* _Tekstblok_:
Tot slot: hoe kunnen wij als hacker community Hack Right helpen? Floor: “Stageplaatsen en coaching. Reclassering en HALT zijn enthousiast en er zijn al aardig wat bedrijven die willen meehelpen, maar we kunnen wel wat meer stageplaatsen gebruiken. We zoeken vooral meer coaches. Die hoeven niet altijd Grumpy en Old te zijn, jonge begeleiders zijn ook welkom.” Victor laat Waldorf and Statler horen, de twee oude mannetjes van de Muppetshow.


Foto: @DJBusyR

Na onderzoek, type daders, arrestatie en veroordeling, nu de man die vanuit reclassering de cyberboefjes begeleid: Ton Starrenburg. De manier waarop hij hier bij Hack Talk terecht is gekomen is wel bijzonder. Bij aflevering 4 speelden we de rechtszaak Groene Hart Ziekenhuis na, over iemand die een ziekenhuis had gehackt en daarbij te ver was gegaan. Drie bezoekers werden met een dobbelsteen willekeurig aangewezen om samen het publieksoordeel te vellen. Hun oordeel was 80 uur taakstraf, precies hetzelfde als bij de echte rechtszaak. Wat bleek, de bezoekers waren helemaal niet zo willekeurig. Een ervan was al betrokken bij Hack Right, de tweede was van Reclassering en de derde een net-veroordeelde cyberboef. Huh, een of andere Victor Mits truuk? Nee, gewoon toeval.

De dame van Reclassering bleek de vrouw van Ton te zijn en zij stuurde hem naar ons omdat hij net drie cyberboefjes onder zijn hoede had gekregen. We spraken met elkaar af in Rotown en ik kreeg de vraag hoe we 20 uur van hun taakstraf kunnen invullen. Mijn voorstel: lees eerst mijn boek Helpende Hackers en kom dan bij Hack Talk vertellen wat je hebt gedaan. Dat is een stuk zinvoller dan sponsjes inpakken, wat de als taakstraf van de Groene Hart hacker was. Dat vonden ze wel wat en zo is het dus gekomen dat Ton nu hier bij Hack Talk is met drie cyberboefjes.

Ton is ooit begonnen bij de douane, hier in de haven, werd toen Maatschappelijk Werker in de drugshulpverlening en kwam zo bij Reclassering terecht. Ongeveer de helft van zijn tijd besteedt hij nu aan cybercriminelen. Reclassering is overigens geen onderdeel van politie of de overheid, maar een onafhankelijke stichting die werkt in opdracht van Justitie. Ze schrijven adviezen, begeleiden veroordeelden terug de samenleving in en voeren nu ook Hack Right uit. Elk cyberboefje krijgt twee jaar reclasseringstoezicht.

* _Gegeven informatie_:
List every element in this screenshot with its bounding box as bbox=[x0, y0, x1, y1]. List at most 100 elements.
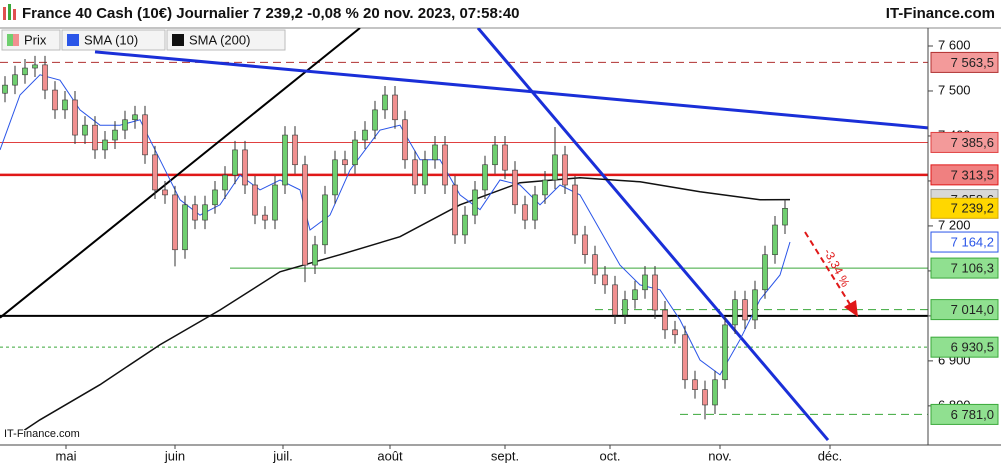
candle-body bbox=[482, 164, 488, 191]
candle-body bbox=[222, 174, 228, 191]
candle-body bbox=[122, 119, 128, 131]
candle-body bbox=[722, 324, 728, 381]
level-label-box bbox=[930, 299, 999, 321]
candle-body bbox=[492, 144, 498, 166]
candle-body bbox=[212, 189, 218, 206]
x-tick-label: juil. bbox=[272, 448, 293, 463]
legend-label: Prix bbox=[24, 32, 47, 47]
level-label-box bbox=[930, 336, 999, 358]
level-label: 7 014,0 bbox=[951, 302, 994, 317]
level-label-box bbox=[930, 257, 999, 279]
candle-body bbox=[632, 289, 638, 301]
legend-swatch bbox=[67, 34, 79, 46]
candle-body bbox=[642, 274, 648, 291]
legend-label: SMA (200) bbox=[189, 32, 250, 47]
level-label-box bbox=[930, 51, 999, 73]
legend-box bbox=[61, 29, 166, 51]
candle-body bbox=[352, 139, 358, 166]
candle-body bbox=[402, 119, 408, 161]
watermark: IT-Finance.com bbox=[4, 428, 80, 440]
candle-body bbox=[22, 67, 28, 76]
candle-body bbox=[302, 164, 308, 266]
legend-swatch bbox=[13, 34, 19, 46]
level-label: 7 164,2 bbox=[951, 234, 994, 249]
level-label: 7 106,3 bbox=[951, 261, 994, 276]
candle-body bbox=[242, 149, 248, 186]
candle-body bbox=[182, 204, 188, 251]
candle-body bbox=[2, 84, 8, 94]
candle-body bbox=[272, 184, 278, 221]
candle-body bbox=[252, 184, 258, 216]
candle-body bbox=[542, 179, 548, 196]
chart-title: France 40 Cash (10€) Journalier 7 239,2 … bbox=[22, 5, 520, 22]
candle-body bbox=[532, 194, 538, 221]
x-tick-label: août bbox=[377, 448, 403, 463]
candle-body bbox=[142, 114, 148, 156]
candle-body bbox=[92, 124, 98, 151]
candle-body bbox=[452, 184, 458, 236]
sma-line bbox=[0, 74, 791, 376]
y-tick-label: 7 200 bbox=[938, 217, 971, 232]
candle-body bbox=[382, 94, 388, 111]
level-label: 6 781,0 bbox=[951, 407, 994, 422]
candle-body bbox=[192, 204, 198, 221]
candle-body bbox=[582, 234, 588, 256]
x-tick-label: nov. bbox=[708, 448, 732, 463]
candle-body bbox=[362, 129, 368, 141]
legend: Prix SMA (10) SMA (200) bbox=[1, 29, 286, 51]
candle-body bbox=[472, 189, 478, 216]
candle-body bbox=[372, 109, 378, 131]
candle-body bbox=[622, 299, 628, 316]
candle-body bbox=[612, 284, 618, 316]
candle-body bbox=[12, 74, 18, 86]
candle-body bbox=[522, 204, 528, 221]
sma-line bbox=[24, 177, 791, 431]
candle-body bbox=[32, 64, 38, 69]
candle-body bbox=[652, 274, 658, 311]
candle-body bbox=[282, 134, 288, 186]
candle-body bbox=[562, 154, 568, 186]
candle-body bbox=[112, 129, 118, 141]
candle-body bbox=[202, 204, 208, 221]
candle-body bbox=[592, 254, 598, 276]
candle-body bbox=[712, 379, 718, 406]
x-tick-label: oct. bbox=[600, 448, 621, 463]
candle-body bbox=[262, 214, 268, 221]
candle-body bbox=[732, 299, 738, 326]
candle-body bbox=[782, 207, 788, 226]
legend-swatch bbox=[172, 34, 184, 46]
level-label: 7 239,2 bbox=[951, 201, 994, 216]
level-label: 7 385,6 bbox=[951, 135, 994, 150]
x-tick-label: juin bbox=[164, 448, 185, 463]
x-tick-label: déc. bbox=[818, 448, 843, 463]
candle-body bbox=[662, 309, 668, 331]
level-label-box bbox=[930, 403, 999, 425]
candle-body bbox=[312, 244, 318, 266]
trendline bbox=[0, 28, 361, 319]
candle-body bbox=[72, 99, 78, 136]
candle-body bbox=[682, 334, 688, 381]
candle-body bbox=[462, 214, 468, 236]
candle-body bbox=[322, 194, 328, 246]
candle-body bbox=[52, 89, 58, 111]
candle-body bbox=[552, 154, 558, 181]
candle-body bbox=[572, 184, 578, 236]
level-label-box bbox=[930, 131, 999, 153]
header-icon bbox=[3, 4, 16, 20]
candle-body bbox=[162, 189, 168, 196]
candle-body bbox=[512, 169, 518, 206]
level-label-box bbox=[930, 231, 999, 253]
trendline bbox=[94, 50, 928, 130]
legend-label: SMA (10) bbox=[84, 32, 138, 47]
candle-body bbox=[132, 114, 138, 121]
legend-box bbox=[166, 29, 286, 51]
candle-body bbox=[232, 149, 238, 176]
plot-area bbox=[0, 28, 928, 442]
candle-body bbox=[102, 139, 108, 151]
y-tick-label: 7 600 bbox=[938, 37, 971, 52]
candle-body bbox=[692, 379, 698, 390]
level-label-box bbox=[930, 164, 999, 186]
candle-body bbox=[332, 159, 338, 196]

---

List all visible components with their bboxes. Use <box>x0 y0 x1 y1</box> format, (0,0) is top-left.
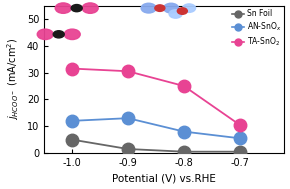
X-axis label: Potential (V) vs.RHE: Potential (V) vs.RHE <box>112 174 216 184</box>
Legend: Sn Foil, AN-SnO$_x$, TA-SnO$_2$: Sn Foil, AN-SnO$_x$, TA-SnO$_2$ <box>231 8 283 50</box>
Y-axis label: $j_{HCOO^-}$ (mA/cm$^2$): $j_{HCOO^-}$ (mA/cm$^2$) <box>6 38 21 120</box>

...

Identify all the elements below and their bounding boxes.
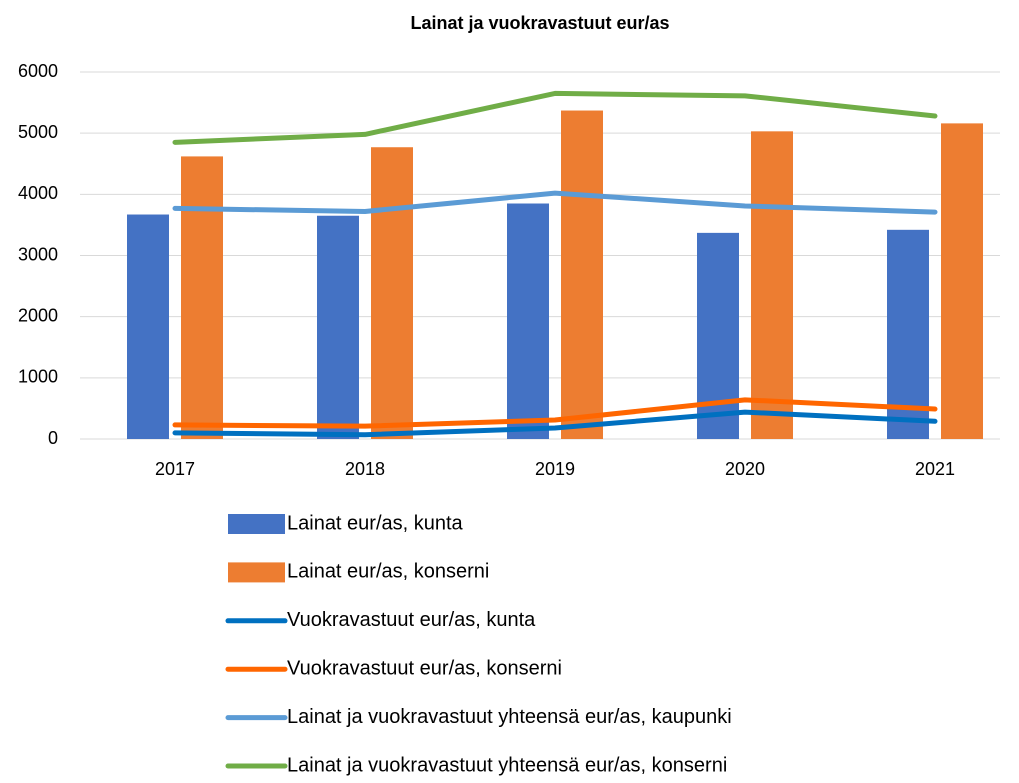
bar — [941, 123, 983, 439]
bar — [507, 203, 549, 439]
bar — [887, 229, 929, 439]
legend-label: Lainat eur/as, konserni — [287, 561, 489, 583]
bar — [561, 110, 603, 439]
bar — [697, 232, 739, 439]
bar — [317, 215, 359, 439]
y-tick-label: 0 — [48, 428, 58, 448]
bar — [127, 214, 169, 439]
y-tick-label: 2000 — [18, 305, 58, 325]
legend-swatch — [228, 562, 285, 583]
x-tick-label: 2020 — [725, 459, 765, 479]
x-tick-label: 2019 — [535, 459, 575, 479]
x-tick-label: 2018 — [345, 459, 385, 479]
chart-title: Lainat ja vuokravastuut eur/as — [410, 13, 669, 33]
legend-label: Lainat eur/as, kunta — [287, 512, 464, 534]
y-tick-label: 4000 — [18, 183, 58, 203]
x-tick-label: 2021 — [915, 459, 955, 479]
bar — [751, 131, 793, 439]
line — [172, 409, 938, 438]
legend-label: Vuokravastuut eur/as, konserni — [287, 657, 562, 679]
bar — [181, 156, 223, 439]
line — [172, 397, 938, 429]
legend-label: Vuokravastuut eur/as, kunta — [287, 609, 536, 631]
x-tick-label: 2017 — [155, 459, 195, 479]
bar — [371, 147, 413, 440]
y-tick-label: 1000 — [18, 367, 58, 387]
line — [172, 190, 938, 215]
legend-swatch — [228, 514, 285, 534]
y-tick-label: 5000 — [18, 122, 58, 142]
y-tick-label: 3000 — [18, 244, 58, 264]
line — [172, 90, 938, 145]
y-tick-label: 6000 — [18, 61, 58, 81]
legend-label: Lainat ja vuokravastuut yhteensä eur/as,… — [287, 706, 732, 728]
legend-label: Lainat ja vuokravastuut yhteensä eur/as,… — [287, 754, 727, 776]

* _Doel_: Neem de passage uit de tekst over Hack Right van "Foto: @DJBusyR" tot en met "Nee, gewoon toeval." opnieuw op en hernoem daarin "dobbelsteen" tot "munt".

* _Het antwoord_:
Foto: @DJBusyR

Na onderzoek, type daders, arrestatie en veroordeling, nu de man die vanuit reclassering de cyberboefjes begeleid: Ton Starrenburg. De manier waarop hij hier bij Hack Talk terecht is gekomen is wel bijzonder. Bij aflevering 4 speelden we de rechtszaak Groene Hart Ziekenhuis na, over iemand die een ziekenhuis had gehackt en daarbij te ver was gegaan. Drie bezoekers werden met een munt willekeurig aangewezen om samen het publieksoordeel te vellen. Hun oordeel was 80 uur taakstraf, precies hetzelfde als bij de echte rechtszaak. Wat bleek, de bezoekers waren helemaal niet zo willekeurig. Een ervan was al betrokken bij Hack Right, de tweede was van Reclassering en de derde een net-veroordeelde cyberboef. Huh, een of andere Victor Mits truuk? Nee, gewoon toeval.